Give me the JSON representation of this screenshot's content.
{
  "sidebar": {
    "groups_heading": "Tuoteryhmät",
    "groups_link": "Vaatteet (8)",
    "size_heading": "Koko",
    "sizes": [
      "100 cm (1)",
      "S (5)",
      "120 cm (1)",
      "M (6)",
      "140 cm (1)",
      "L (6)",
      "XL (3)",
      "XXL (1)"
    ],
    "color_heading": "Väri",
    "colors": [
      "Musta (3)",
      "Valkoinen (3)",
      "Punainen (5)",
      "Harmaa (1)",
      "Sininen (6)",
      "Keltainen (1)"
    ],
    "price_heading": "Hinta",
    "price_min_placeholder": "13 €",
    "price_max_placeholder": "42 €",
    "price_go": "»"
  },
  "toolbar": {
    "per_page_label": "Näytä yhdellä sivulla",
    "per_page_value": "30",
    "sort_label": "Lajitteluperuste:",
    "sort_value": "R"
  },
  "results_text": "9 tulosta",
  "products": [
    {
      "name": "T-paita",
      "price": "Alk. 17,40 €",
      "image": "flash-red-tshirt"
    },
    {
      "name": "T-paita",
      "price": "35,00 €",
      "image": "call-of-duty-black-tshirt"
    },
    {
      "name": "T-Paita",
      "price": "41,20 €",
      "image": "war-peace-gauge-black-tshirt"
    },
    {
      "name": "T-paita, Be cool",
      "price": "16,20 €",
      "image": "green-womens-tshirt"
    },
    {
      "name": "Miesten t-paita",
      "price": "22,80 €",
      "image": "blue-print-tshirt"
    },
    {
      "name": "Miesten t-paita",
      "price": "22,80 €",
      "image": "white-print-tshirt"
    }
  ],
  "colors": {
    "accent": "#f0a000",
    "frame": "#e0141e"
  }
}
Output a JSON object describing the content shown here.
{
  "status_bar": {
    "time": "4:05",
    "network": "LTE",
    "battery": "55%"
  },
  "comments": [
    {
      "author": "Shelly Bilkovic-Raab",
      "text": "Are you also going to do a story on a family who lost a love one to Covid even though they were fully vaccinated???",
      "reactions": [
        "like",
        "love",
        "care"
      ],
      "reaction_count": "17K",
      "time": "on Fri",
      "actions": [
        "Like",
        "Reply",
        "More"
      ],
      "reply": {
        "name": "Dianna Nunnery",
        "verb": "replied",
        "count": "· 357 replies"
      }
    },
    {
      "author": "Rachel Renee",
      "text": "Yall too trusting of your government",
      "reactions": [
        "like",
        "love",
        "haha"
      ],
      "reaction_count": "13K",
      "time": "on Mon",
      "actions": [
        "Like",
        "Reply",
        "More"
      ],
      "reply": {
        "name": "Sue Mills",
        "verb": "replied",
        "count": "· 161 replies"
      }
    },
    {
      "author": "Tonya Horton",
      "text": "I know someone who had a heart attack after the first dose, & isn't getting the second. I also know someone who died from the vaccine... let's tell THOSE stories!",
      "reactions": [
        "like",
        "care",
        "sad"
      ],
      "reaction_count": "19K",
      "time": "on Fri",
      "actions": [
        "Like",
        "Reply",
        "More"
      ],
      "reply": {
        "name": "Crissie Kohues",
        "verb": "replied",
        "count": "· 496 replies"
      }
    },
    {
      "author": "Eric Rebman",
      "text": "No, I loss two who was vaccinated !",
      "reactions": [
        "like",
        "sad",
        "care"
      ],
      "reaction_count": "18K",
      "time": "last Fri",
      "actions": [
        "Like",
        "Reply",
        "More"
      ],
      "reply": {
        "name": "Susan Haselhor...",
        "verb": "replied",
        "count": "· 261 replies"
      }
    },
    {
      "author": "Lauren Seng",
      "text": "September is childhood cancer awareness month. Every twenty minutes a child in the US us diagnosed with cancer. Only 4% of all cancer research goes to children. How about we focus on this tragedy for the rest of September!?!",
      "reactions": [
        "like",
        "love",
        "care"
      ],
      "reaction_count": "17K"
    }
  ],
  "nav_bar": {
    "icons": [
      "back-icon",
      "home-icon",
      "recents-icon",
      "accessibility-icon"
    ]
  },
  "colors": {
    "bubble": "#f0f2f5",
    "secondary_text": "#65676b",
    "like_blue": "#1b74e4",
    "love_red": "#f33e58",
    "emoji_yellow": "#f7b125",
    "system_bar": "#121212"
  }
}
+++
Check every line in the material above for the string "author", then give only the number of lines that have it.

5